- Dataset excerpts:
-=-=-
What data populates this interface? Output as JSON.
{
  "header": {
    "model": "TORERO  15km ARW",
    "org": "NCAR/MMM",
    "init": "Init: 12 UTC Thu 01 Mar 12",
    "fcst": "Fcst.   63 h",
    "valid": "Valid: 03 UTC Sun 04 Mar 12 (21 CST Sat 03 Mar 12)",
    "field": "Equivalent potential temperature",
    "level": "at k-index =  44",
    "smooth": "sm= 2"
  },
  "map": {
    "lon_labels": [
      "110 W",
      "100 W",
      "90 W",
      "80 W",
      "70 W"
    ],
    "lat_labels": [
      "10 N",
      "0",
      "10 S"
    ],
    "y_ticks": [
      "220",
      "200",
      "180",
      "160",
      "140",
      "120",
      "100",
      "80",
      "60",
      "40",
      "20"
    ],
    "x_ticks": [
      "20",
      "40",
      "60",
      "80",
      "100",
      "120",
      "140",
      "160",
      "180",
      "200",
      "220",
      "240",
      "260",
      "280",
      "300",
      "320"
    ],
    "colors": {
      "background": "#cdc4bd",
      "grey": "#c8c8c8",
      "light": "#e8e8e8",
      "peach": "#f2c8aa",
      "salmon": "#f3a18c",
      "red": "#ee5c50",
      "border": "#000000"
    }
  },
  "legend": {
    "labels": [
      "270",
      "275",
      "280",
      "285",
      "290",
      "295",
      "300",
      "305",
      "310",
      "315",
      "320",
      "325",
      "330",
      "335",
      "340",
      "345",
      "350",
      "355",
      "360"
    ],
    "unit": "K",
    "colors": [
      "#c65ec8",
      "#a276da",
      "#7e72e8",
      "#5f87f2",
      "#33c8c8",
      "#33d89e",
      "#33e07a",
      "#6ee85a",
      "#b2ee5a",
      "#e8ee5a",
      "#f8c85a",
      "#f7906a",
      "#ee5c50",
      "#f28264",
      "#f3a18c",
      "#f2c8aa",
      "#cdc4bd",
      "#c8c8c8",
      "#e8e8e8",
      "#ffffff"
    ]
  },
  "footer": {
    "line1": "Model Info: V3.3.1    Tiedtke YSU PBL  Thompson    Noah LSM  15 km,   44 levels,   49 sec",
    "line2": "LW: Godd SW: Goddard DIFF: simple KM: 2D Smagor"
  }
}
-=-=-
- Exercise description: From the first line to the last, retype the data exactly.

- Exercise response:
What data populates this interface? Output as JSON.
{
  "header": {
    "model": "TORERO  15km ARW",
    "org": "NCAR/MMM",
    "init": "Init: 12 UTC Thu 01 Mar 12",
    "fcst": "Fcst.   63 h",
    "valid": "Valid: 03 UTC Sun 04 Mar 12 (21 CST Sat 03 Mar 12)",
    "field": "Equivalent potential temperature",
    "level": "at k-index =  44",
    "smooth": "sm= 2"
  },
  "map": {
    "lon_labels": [
      "110 W",
      "100 W",
      "90 W",
      "80 W",
      "70 W"
    ],
    "lat_labels": [
      "10 N",
      "0",
      "10 S"
    ],
    "y_ticks": [
      "220",
      "200",
      "180",
      "160",
      "140",
      "120",
      "100",
      "80",
      "60",
      "40",
      "20"
    ],
    "x_ticks": [
      "20",
      "40",
      "60",
      "80",
      "100",
      "120",
      "140",
      "160",
      "180",
      "200",
      "220",
      "240",
      "260",
      "280",
      "300",
      "320"
    ],
    "colors": {
      "background": "#cdc4bd",
      "grey": "#c8c8c8",
      "light": "#e8e8e8",
      "peach": "#f2c8aa",
      "salmon": "#f3a18c",
      "red": "#ee5c50",
      "border": "#000000"
    }
  },
  "legend": {
    "labels": [
      "270",
      "275",
      "280",
      "285",
      "290",
      "295",
      "300",
      "305",
      "310",
      "315",
      "320",
      "325",
      "330",
      "335",
      "340",
      "345",
      "350",
      "355",
      "360"
    ],
    "unit": "K",
    "colors": [
      "#c65ec8",
      "#a276da",
      "#7e72e8",
      "#5f87f2",
      "#33c8c8",
      "#33d89e",
      "#33e07a",
      "#6ee85a",
      "#b2ee5a",
      "#e8ee5a",
      "#f8c85a",
      "#f7906a",
      "#ee5c50",
      "#f28264",
      "#f3a18c",
      "#f2c8aa",
      "#cdc4bd",
      "#c8c8c8",
      "#e8e8e8",
      "#ffffff"
    ]
  },
  "footer": {
    "line1": "Model Info: V3.3.1    Tiedtke YSU PBL  Thompson    Noah LSM  15 km,   44 levels,   49 sec",
    "line2": "LW: Godd SW: Goddard DIFF: simple KM: 2D Smagor"
  }
}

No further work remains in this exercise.